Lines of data

★ ★ ★ ★ ★

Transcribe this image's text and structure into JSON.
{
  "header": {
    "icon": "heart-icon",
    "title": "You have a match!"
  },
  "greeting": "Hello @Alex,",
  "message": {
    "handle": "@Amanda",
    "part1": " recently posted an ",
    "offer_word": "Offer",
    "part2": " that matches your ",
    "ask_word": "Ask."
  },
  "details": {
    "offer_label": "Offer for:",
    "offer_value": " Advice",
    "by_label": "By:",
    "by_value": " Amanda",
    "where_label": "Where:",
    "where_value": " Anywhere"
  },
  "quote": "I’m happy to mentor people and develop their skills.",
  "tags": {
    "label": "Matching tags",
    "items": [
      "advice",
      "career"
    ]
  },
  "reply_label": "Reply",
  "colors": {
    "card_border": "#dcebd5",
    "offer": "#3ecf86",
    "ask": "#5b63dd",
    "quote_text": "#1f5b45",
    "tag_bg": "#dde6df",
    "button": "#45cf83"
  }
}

★ ★ ★ ★ ★

Print the material once more, exactly.

THE RESULT
Transcribe this image's text and structure into JSON.
{
  "header": {
    "icon": "heart-icon",
    "title": "You have a match!"
  },
  "greeting": "Hello @Alex,",
  "message": {
    "handle": "@Amanda",
    "part1": " recently posted an ",
    "offer_word": "Offer",
    "part2": " that matches your ",
    "ask_word": "Ask."
  },
  "details": {
    "offer_label": "Offer for:",
    "offer_value": " Advice",
    "by_label": "By:",
    "by_value": " Amanda",
    "where_label": "Where:",
    "where_value": " Anywhere"
  },
  "quote": "I’m happy to mentor people and develop their skills.",
  "tags": {
    "label": "Matching tags",
    "items": [
      "advice",
      "career"
    ]
  },
  "reply_label": "Reply",
  "colors": {
    "card_border": "#dcebd5",
    "offer": "#3ecf86",
    "ask": "#5b63dd",
    "quote_text": "#1f5b45",
    "tag_bg": "#dde6df",
    "button": "#45cf83"
  }
}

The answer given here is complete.